- **Work to complete**
Scan the entries below and extract each line with the word "Intermediate" in it.

- **Input data**
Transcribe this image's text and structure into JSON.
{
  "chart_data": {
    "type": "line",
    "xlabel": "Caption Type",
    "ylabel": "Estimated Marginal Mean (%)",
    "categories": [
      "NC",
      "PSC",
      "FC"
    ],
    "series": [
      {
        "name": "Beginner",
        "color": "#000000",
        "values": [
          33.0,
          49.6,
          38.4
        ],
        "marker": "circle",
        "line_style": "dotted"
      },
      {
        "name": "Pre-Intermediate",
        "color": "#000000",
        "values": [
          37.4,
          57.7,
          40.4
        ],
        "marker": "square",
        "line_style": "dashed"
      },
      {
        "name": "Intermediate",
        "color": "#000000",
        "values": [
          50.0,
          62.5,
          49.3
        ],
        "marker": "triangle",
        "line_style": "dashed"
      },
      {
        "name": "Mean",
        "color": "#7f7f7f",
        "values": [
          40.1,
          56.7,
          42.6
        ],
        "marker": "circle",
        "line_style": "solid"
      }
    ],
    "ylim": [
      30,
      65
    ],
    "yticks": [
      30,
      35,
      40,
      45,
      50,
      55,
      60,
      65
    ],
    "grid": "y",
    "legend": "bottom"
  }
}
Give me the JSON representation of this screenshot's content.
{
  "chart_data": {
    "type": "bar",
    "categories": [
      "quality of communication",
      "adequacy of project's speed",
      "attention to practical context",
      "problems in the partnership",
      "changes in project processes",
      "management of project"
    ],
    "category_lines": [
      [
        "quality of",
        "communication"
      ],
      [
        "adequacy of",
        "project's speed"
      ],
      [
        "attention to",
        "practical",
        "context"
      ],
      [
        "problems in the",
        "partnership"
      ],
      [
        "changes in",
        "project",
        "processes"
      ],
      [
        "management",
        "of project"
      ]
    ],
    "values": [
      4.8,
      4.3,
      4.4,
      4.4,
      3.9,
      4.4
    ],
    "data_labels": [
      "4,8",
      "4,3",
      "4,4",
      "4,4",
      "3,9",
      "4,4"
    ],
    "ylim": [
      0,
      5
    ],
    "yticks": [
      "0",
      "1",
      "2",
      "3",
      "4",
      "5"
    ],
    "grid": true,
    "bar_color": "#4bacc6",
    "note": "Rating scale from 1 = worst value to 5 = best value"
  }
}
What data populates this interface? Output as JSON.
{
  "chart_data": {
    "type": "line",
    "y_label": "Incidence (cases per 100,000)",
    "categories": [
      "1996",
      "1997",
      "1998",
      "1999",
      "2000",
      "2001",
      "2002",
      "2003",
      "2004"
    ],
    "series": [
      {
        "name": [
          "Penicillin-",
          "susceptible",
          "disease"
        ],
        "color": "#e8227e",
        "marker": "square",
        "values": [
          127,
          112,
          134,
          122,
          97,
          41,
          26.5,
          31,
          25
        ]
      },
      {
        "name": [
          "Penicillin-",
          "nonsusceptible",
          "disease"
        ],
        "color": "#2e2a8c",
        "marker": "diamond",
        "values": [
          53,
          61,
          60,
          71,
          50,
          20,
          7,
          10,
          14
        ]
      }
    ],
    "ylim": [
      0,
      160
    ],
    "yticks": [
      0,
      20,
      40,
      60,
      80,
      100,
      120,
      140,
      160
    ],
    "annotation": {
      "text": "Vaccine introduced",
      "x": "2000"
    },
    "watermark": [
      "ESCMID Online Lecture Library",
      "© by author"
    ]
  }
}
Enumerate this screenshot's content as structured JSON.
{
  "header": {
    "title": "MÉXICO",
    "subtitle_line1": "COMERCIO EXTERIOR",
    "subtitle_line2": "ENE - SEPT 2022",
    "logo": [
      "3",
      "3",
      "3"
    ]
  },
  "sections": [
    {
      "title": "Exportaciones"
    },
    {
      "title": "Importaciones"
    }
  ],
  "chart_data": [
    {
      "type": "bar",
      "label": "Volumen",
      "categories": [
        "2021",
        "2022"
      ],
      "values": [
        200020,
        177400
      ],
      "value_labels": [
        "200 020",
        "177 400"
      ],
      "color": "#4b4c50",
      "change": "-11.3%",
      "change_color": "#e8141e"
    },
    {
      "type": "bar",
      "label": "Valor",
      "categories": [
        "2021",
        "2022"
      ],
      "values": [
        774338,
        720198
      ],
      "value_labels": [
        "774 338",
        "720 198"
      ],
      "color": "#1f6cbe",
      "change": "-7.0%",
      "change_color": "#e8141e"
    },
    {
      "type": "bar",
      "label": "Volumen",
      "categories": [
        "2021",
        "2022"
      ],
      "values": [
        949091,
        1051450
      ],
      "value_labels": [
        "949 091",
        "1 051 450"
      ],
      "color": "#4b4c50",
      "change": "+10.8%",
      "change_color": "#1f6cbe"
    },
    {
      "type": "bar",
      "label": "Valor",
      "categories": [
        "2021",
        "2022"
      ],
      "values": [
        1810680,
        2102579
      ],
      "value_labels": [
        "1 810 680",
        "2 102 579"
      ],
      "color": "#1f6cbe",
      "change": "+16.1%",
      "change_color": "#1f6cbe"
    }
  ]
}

- **Answer to this problem**
        "name": "Pre-Intermediate",
        "name": "Intermediate",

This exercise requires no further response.